• [INSTRUCTIONS FOR THE TASK]
Repeat the listing in full, exactly as it stands.

# STORED DATA start

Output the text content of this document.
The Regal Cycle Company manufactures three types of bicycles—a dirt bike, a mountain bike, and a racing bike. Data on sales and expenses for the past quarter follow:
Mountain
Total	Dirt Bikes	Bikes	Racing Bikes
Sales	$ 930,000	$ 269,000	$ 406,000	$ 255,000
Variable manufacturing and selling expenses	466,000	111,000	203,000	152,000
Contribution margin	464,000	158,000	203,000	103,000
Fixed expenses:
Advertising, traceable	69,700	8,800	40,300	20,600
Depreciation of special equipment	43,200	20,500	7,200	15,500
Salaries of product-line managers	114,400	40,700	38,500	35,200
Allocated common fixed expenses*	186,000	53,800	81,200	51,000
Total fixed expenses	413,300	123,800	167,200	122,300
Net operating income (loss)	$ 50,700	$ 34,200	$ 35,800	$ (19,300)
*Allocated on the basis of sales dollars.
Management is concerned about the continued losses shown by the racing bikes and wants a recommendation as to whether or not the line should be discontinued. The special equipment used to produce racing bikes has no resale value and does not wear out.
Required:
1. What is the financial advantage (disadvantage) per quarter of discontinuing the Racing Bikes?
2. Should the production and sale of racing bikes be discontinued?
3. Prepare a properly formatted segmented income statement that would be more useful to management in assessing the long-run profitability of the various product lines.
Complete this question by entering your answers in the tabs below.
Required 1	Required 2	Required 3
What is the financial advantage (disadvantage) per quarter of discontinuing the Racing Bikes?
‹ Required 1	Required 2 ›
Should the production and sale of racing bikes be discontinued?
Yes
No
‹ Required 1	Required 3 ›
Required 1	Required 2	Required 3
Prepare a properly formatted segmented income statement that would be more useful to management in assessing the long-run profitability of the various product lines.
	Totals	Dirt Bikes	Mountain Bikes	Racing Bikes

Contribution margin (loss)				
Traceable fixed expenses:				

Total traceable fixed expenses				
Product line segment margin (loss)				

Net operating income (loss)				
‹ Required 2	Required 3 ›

# STORED DATA end

• [RIGHT ANSWER]
Output the text content of this document.
The Regal Cycle Company manufactures three types of bicycles—a dirt bike, a mountain bike, and a racing bike. Data on sales and expenses for the past quarter follow:
Mountain
Total	Dirt Bikes	Bikes	Racing Bikes
Sales	$ 930,000	$ 269,000	$ 406,000	$ 255,000
Variable manufacturing and selling expenses	466,000	111,000	203,000	152,000
Contribution margin	464,000	158,000	203,000	103,000
Fixed expenses:
Advertising, traceable	69,700	8,800	40,300	20,600
Depreciation of special equipment	43,200	20,500	7,200	15,500
Salaries of product-line managers	114,400	40,700	38,500	35,200
Allocated common fixed expenses*	186,000	53,800	81,200	51,000
Total fixed expenses	413,300	123,800	167,200	122,300
Net operating income (loss)	$ 50,700	$ 34,200	$ 35,800	$ (19,300)
*Allocated on the basis of sales dollars.
Management is concerned about the continued losses shown by the racing bikes and wants a recommendation as to whether or not the line should be discontinued. The special equipment used to produce racing bikes has no resale value and does not wear out.
Required:
1. What is the financial advantage (disadvantage) per quarter of discontinuing the Racing Bikes?
2. Should the production and sale of racing bikes be discontinued?
3. Prepare a properly formatted segmented income statement that would be more useful to management in assessing the long-run profitability of the various product lines.
Complete this question by entering your answers in the tabs below.
Required 1	Required 2	Required 3
What is the financial advantage (disadvantage) per quarter of discontinuing the Racing Bikes?
‹ Required 1	Required 2 ›
Should the production and sale of racing bikes be discontinued?
Yes
No
‹ Required 1	Required 3 ›
Required 1	Required 2	Required 3
Prepare a properly formatted segmented income statement that would be more useful to management in assessing the long-run profitability of the various product lines.
	Totals	Dirt Bikes	Mountain Bikes	Racing Bikes

Contribution margin (loss)				
Traceable fixed expenses:				

Total traceable fixed expenses				
Product line segment margin (loss)				

Net operating income (loss)				
‹ Required 2	Required 3 ›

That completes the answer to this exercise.